(Entries with figure data)
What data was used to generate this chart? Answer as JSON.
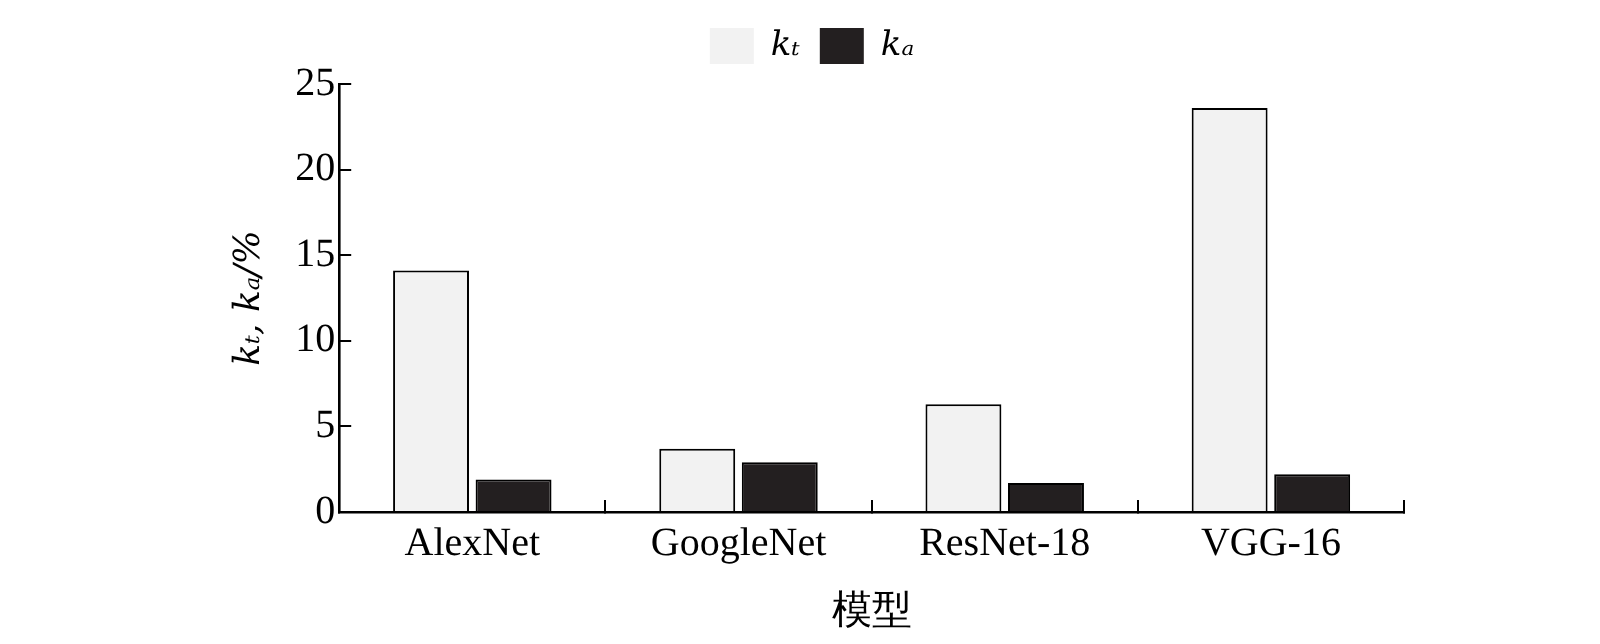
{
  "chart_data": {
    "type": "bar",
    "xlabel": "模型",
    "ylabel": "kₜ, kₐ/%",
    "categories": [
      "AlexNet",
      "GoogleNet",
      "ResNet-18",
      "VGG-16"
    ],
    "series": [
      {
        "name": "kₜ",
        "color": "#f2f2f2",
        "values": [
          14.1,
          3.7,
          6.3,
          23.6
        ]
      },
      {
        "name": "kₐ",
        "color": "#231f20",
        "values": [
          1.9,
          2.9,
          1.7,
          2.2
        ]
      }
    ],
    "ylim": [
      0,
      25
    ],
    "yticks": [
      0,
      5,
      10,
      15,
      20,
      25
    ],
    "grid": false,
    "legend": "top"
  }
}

Required work:
All the records need to be repeated exactly, with the images dropped.

The response:
What data was used to generate this chart? Answer as JSON.
{
  "chart_data": {
    "type": "bar",
    "xlabel": "模型",
    "ylabel": "kₜ, kₐ/%",
    "categories": [
      "AlexNet",
      "GoogleNet",
      "ResNet-18",
      "VGG-16"
    ],
    "series": [
      {
        "name": "kₜ",
        "color": "#f2f2f2",
        "values": [
          14.1,
          3.7,
          6.3,
          23.6
        ]
      },
      {
        "name": "kₐ",
        "color": "#231f20",
        "values": [
          1.9,
          2.9,
          1.7,
          2.2
        ]
      }
    ],
    "ylim": [
      0,
      25
    ],
    "yticks": [
      0,
      5,
      10,
      15,
      20,
      25
    ],
    "grid": false,
    "legend": "top"
  }
}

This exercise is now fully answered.